■ **Challenge 1**
Using the book review excerpt below, say whether each statement agrees with it: (a) both books are largely chartalist in outlook; (b) Castronova's book chiefly chronicles money's past; (c) Martin sees all money as a social technology. Answer yes or no for each and quote the deciding words of the review excerpt.

■ **Excerpt**
▬▬▬▬▬▬▬▬▬▬

Felix Martin. Money: The Unauthorized Biography. New York: Alfred A. Knopf, 2014. 320pp. ISBN 978-0-307-96243-0, $27.95 (cloth); 978-0-307-96244-7, $10.99 (e-book).

Even though Felix Martin’s Money chiefly chronicles money’s past and Edward Castronova’s Wildcat Currency more obviously addresses its future, the two books have much in common. Both announce themselves as heterodox works and largely reject the assumptions about money that undergird mainstream economics and dominate political discourse today.1 Although neither book is clearly Marxist or avowedly Keynesian—that is, neither identifies with a named, alternative “school” of economics—both are largely chartalist in outlook (they see states playing a necessary and legitimate monetary role) and are especially attuned to conflicts between private and public money. That both books are also in some ways about technology is another important similarity, albeit one that highlights their differences in focus—for whereas Castronova’s book considers online games and virtual realities conventionally defined as “high tech,” Martin sees all money (from coins to banknotes to debit cards) as constituting a social technology. Castronova does not deny that money is socially significant any more than Martin ignores changes in material form, but the two books emphasize very different points. That they come to structurally similar conclusions is, therefore, all the more significant.

▬▬▬▬▬▬▬▬▬▬

■ **The input**

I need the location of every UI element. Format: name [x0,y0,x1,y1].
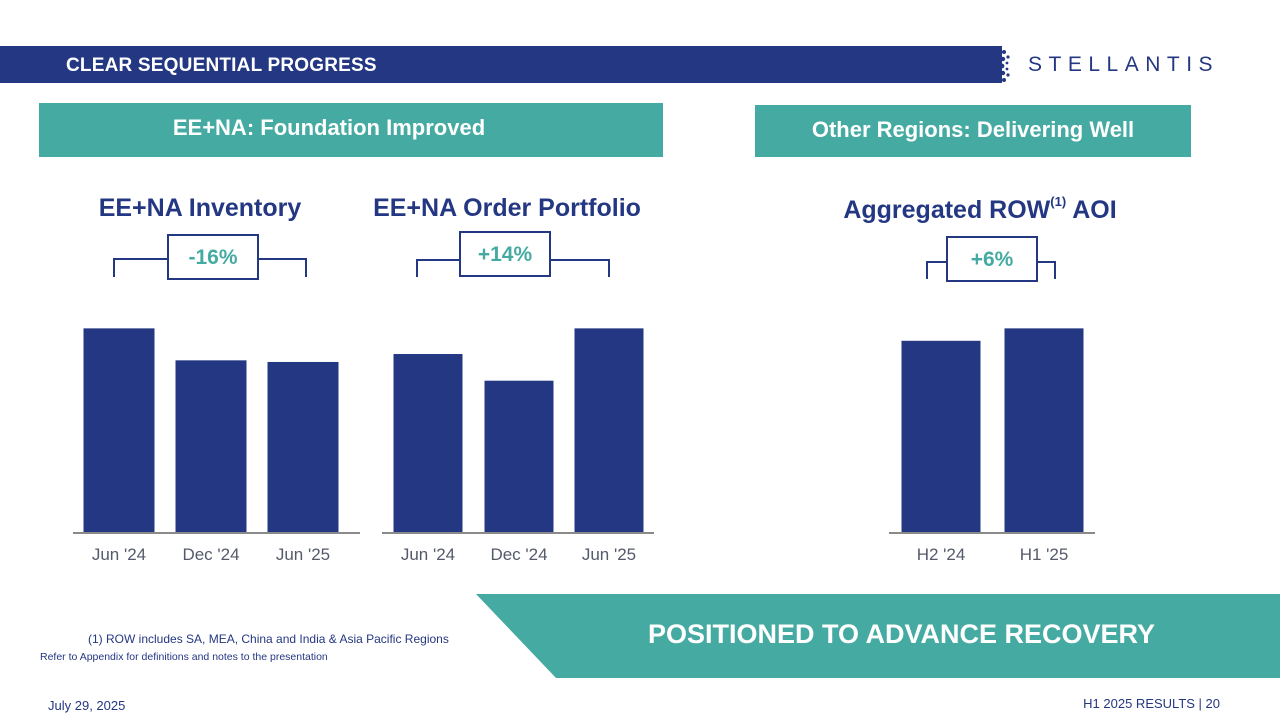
bar-row-aoi-1 [901,340,981,532]
bar-inventory-3 [267,361,339,532]
bracket-order-portfolio [416,259,610,277]
change-badge-inventory: -16% [167,234,259,280]
row-title-text: Aggregated ROW [843,196,1051,224]
x-label-order-portfolio-2: Dec '24 [490,545,547,564]
bar-order-portfolio-1 [393,354,463,532]
x-label-order-portfolio-1: Jun '24 [401,545,455,564]
change-badge-order-portfolio: +14% [459,231,551,277]
page-title: CLEAR SEQUENTIAL PROGRESS [66,55,377,76]
bar-row-aoi-2 [1004,328,1084,532]
chart-title-order-portfolio: EE+NA Order Portfolio [373,194,641,222]
row-title-suffix: AOI [1072,196,1117,224]
logo-wordmark: STELLANTIS [1028,53,1220,76]
logo-dots-icon [999,50,1010,82]
bracket-row-aoi [926,261,1056,279]
header-bar: CLEAR SEQUENTIAL PROGRESS [0,46,1002,83]
x-label-order-portfolio-3: Jun '25 [582,545,636,564]
bottom-banner-shape [476,594,1280,678]
bar-inventory-1 [83,328,155,532]
row-title-footnote-mark: (1) [1050,194,1067,209]
bar-order-portfolio-3 [574,328,644,532]
stellantis-logo: STELLANTIS [998,44,1238,88]
x-label-row-aoi-2: H1 '25 [1020,545,1069,564]
x-label-inventory-3: Jun '25 [276,545,330,564]
chart-title-row-aoi: Aggregated ROW(1) AOI [820,194,1140,225]
chart-title-inventory: EE+NA Inventory [98,194,302,222]
banner-other-regions: Other Regions: Delivering Well [755,105,1191,157]
footer-date: July 29, 2025 [48,698,126,713]
x-label-row-aoi-1: H2 '24 [917,545,966,564]
x-label-inventory-2: Dec '24 [182,545,239,564]
change-badge-row-aoi: +6% [946,236,1038,282]
footnote-appendix: Refer to Appendix for definitions and no… [40,651,328,663]
banner-ee-na: EE+NA: Foundation Improved [39,103,663,157]
bracket-inventory [113,258,307,277]
footnote-row: (1) ROW includes SA, MEA, China and Indi… [88,632,449,646]
x-label-inventory-1: Jun '24 [92,545,146,564]
bar-inventory-2 [175,360,247,532]
footer-page-info: H1 2025 RESULTS | 20 [1083,696,1220,711]
bar-order-portfolio-2 [484,380,554,532]
bottom-banner-text: POSITIONED TO ADVANCE RECOVERY [648,619,1156,649]
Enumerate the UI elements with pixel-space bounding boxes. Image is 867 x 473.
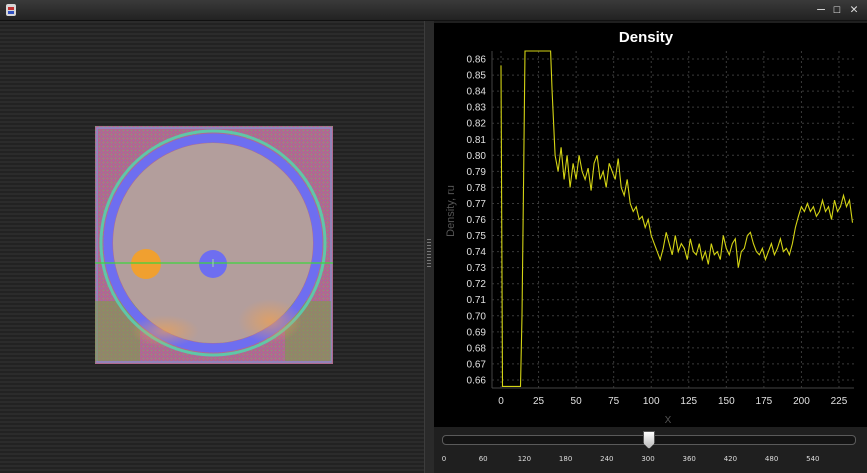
slice-slider-handle[interactable] [643,431,655,449]
y-tick-label: 0.68 [467,343,487,354]
x-tick-label: 0 [498,396,504,407]
x-tick-label: 25 [533,396,545,407]
y-tick-label: 0.70 [467,311,487,322]
orange-inclusion [131,249,161,279]
chart-title: Density [619,29,674,46]
slider-tick-label: 0 [441,455,447,463]
y-axis-label: Density, ru [445,185,457,237]
x-tick-label: 50 [571,396,583,407]
vessel-outer-ring [99,129,327,357]
image-view-pane [0,21,424,473]
maximize-button[interactable]: ☐ [833,2,841,17]
slider-tick-label: 480 [764,455,779,463]
x-tick-label: 75 [608,396,620,407]
slider-tick-label: 300 [641,455,655,463]
y-tick-label: 0.84 [467,87,487,98]
x-tick-label: 125 [680,396,697,407]
y-tick-label: 0.85 [467,71,487,82]
y-tick-label: 0.78 [467,183,487,194]
y-tick-label: 0.67 [467,359,487,370]
title-bar: — ☐ ✕ [0,0,867,21]
x-tick-label: 150 [718,396,735,407]
vessel-wall [103,133,323,353]
slider-tick-label: 360 [682,455,696,463]
y-tick-label: 0.72 [467,279,487,290]
y-tick-label: 0.75 [467,231,487,242]
y-tick-label: 0.66 [467,375,487,386]
close-button[interactable]: ✕ [850,2,858,17]
density-series-line [500,50,854,387]
slider-tick-label: 120 [517,455,532,463]
vessel-interior [113,143,313,343]
y-tick-label: 0.69 [467,327,487,338]
density-map-image[interactable] [95,126,333,364]
slider-tick-label: 180 [558,455,573,463]
y-tick-label: 0.80 [467,151,487,162]
density-chart-svg: Density Density, ru X 0.86 0.85 0.84 0.83 0.… [445,29,854,426]
slider-tick-label: 540 [806,455,820,463]
app-icon [6,4,16,16]
x-tick-label: 200 [793,396,810,407]
y-tick-label: 0.82 [467,119,487,130]
x-tick-label: 225 [831,396,848,407]
density-chart: Density Density, ru X 0.86 0.85 0.84 0.83 0.… [434,23,867,427]
chart-pane: Density Density, ru X 0.86 0.85 0.84 0.83 0.… [434,21,867,473]
x-tick-label: 175 [756,396,773,407]
y-tick-label: 0.77 [467,199,487,210]
x-tick-label: 100 [643,396,660,407]
x-axis-label: X [665,415,672,426]
y-tick-label: 0.81 [467,135,487,146]
y-tick-label: 0.83 [467,103,487,114]
y-tick-label: 0.76 [467,215,487,226]
y-tick-label: 0.79 [467,167,487,178]
minimize-button[interactable]: — [817,2,825,17]
slider-tick-label: 240 [600,455,614,463]
y-tick-label: 0.73 [467,263,487,274]
slider-tick-label: 420 [723,455,738,463]
y-tick-label: 0.71 [467,295,487,306]
splitter-grip[interactable] [427,239,431,269]
y-tick-label: 0.86 [467,55,487,66]
y-tick-label: 0.74 [467,247,487,258]
slider-tick-label: 60 [478,455,488,463]
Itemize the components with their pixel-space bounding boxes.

▬▬▬▬▬▬▬▬▬▬

■ **Challenge 2**
Output, without changes, the part of the entries that begins with the line containing "slice-slider-handle[interactable] [643,431,655,449]" and ends with the line containing "y-axis-label: Density, ru [445,185,457,237]", including both of those lines.

■ **Response 1**
(a) Yes: "both are largely chartalist in outlook"
(b) No: "Felix Martin’s Money chiefly chronicles money’s past and Edward Castronova’s Wildcat Currency more obviously addresses its future"
(c) Yes: "Martin sees all money (from coins to banknotes to debit cards) as constituting a social technology"

■ **Response 2**
slice-slider-handle[interactable] [643,431,655,449]
y-tick-label: 0.68 [467,343,487,354]
x-tick-label: 0 [498,396,504,407]
x-tick-label: 25 [533,396,545,407]
y-tick-label: 0.70 [467,311,487,322]
orange-inclusion [131,249,161,279]
chart-title: Density [619,29,674,46]
slider-tick-label: 0 [441,455,447,463]
y-axis-label: Density, ru [445,185,457,237]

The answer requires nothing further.